__Exercise aim__. An exact copy of all the data is required, with pictures left out.

__Records__.
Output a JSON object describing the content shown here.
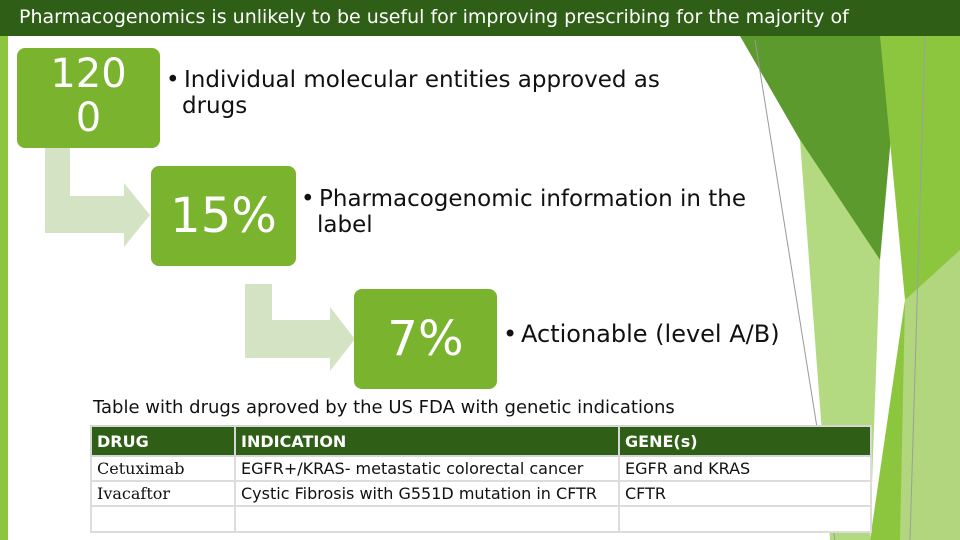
{
  "title": "Pharmacogenomics is unlikely to be useful for improving prescribing for the majority of",
  "colors": {
    "title_bar": "#2f5e16",
    "box": "#7ab32e",
    "arrow": "#d3e3c3",
    "table_header": "#2f5e16",
    "accent_light": "#a6d36b"
  },
  "steps": [
    {
      "value": "120 0",
      "value_line1": "120",
      "value_line2": "0",
      "bullet": "•",
      "text_line1": "Individual molecular entities approved as",
      "text_line2": "drugs"
    },
    {
      "value": "15%",
      "bullet": "•",
      "text_line1": "Pharmacogenomic information in the",
      "text_line2": "label"
    },
    {
      "value": "7%",
      "bullet": "•",
      "text_line1": "Actionable (level A/B)"
    }
  ],
  "table": {
    "caption": "Table with drugs aproved by the US FDA with genetic indications",
    "headers": [
      "DRUG",
      "INDICATION",
      "GENE(s)"
    ],
    "rows": [
      [
        "Cetuximab",
        "EGFR+/KRAS- metastatic colorectal cancer",
        "EGFR and KRAS"
      ],
      [
        "Ivacaftor",
        "Cystic Fibrosis with G551D mutation in CFTR",
        "CFTR"
      ]
    ]
  }
}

__Solution to this task__.
Output a JSON object describing the content shown here.
{
  "title": "Pharmacogenomics is unlikely to be useful for improving prescribing for the majority of",
  "colors": {
    "title_bar": "#2f5e16",
    "box": "#7ab32e",
    "arrow": "#d3e3c3",
    "table_header": "#2f5e16",
    "accent_light": "#a6d36b"
  },
  "steps": [
    {
      "value": "120 0",
      "value_line1": "120",
      "value_line2": "0",
      "bullet": "•",
      "text_line1": "Individual molecular entities approved as",
      "text_line2": "drugs"
    },
    {
      "value": "15%",
      "bullet": "•",
      "text_line1": "Pharmacogenomic information in the",
      "text_line2": "label"
    },
    {
      "value": "7%",
      "bullet": "•",
      "text_line1": "Actionable (level A/B)"
    }
  ],
  "table": {
    "caption": "Table with drugs aproved by the US FDA with genetic indications",
    "headers": [
      "DRUG",
      "INDICATION",
      "GENE(s)"
    ],
    "rows": [
      [
        "Cetuximab",
        "EGFR+/KRAS- metastatic colorectal cancer",
        "EGFR and KRAS"
      ],
      [
        "Ivacaftor",
        "Cystic Fibrosis with G551D mutation in CFTR",
        "CFTR"
      ]
    ]
  }
}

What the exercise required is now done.